Exercise data:
****

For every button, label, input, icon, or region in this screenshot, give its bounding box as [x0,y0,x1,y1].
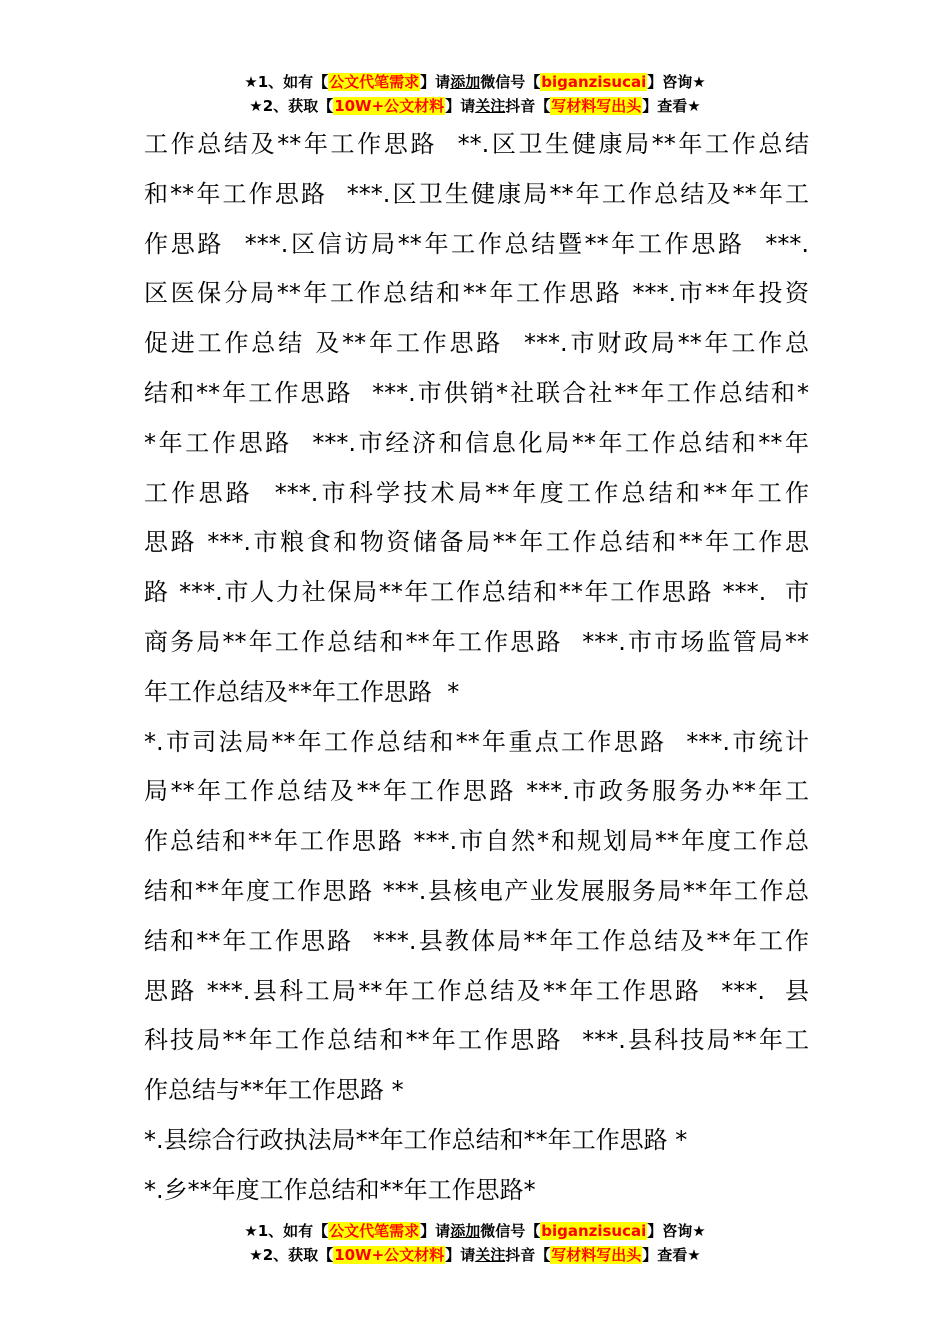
banner-underlined-text: 关注 [475,97,506,115]
body-line: 商务局**年工作总结和**年工作思路 ***.市市场监管局** [144,627,809,656]
highlight-wechat-id: biganzisucai [541,73,647,91]
body-line: *.乡**年度工作总结和**年工作思路* [144,1175,536,1204]
banner-text: 】请 [420,73,451,91]
banner-text: 抖音【 [505,97,551,115]
banner-text: ★2、获取【 [249,97,334,115]
banner-underlined-text: 添加 [450,73,481,91]
highlight-douyin-account: 写材料写出头 [551,1246,642,1264]
body-line: 促进工作总结 及**年工作思路 ***.市财政局**年工作总 [144,329,809,358]
highlight-service: 公文代笔需求 [329,1222,420,1240]
banner-text: ★2、获取【 [249,1246,334,1264]
highlight-wechat-id: biganzisucai [541,1222,647,1240]
body-line: *.市司法局**年工作总结和**年重点工作思路 ***.市统计 [144,727,809,756]
footer-banner-line-2 [0,1243,950,1267]
body-line: 作总结与**年工作思路 * [144,1076,404,1105]
banner-underlined-text: 添加 [450,1222,481,1240]
body-line: 区医保分局**年工作总结和**年工作思路 ***.市**年投资 [144,279,809,308]
banner-text: 抖音【 [505,1246,551,1264]
body-line: 思路 ***.市粮食和物资储备局**年工作总结和**年工作思 [144,528,809,557]
highlight-materials: 10W+公文材料 [334,1246,445,1264]
banner-text: 】咨询★ [647,1222,706,1240]
footer-banner-line-1 [0,1219,950,1243]
body-line: 路 ***.市人力社保局**年工作总结和**年工作思路 ***. 市 [144,578,809,607]
body-line: 结和**年工作思路 ***.县教体局**年工作总结及**年工作 [144,926,809,955]
body-line: *.县综合行政执法局**年工作总结和**年工作思路 * [144,1125,688,1154]
body-line: 结和**年工作思路 ***.市供销*社联合社**年工作总结和* [144,378,809,407]
highlight-douyin-account: 写材料写出头 [551,97,642,115]
banner-text: 微信号【 [480,1222,541,1240]
header-banner-line-1 [0,70,950,94]
banner-text: 】咨询★ [647,73,706,91]
banner-underlined-text: 关注 [475,1246,506,1264]
banner-text: 】请 [420,1222,451,1240]
document-body [144,120,809,1216]
banner-text: ★1、如有【 [244,73,329,91]
banner-text: 】请 [445,1246,476,1264]
banner-text: ★1、如有【 [244,1222,329,1240]
body-line: 局**年工作总结及**年工作思路 ***.市政务服务办**年工 [144,777,809,806]
body-line: 科技局**年工作总结和**年工作思路 ***.县科技局**年工 [144,1026,809,1055]
banner-text: 微信号【 [480,73,541,91]
body-line: 作总结和**年工作思路 ***.市自然*和规划局**年度工作总 [144,827,809,856]
body-line: 工作思路 ***.市科学技术局**年度工作总结和**年工作 [144,478,809,507]
body-line: 作思路 ***.区信访局**年工作总结暨**年工作思路 ***. [144,229,809,258]
banner-text: 】查看★ [642,1246,701,1264]
body-line: 思路 ***.县科工局**年工作总结及**年工作思路 ***. 县 [144,976,809,1005]
header-banner-line-2 [0,94,950,118]
body-line: *年工作思路 ***.市经济和信息化局**年工作总结和**年 [144,428,809,457]
header-banner [0,70,950,118]
body-line: 年工作总结及**年工作思路 * [144,677,460,706]
footer-banner [0,1219,950,1267]
body-line: 工作总结及**年工作思路 **.区卫生健康局**年工作总结 [144,130,809,158]
banner-text: 】请 [445,97,476,115]
highlight-materials: 10W+公文材料 [334,97,445,115]
body-line: 和**年工作思路 ***.区卫生健康局**年工作总结及**年工 [144,179,809,208]
banner-text: 】查看★ [642,97,701,115]
body-line: 结和**年度工作思路 ***.县核电产业发展服务局**年工作总 [144,876,809,905]
highlight-service: 公文代笔需求 [329,73,420,91]
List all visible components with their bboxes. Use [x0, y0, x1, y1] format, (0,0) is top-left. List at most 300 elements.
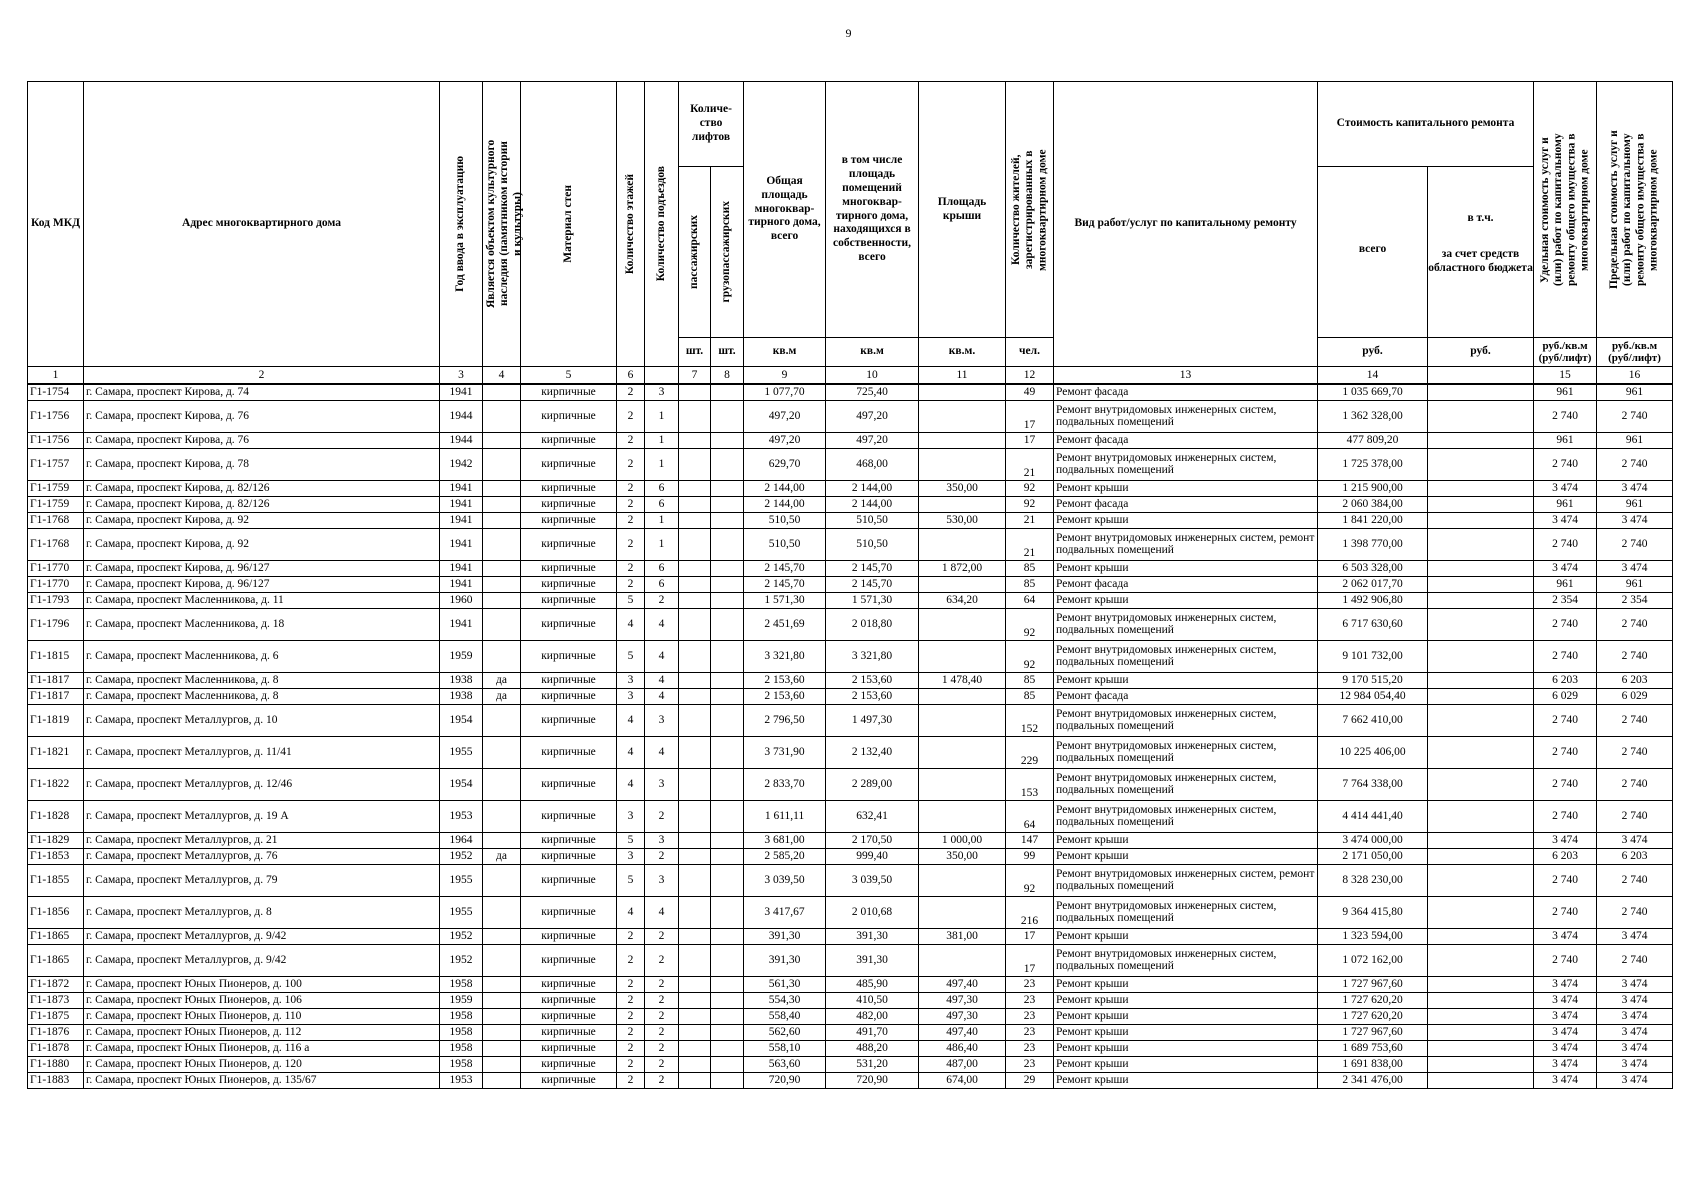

****

Exercise aim: Copy every line of the rows above that contains the string "公文代笔需求", treating uppercase and lowercase as distinct.

Output of the exercise:
highlight-service: 公文代笔需求 [329,1222,420,1240]
highlight-service: 公文代笔需求 [329,73,420,91]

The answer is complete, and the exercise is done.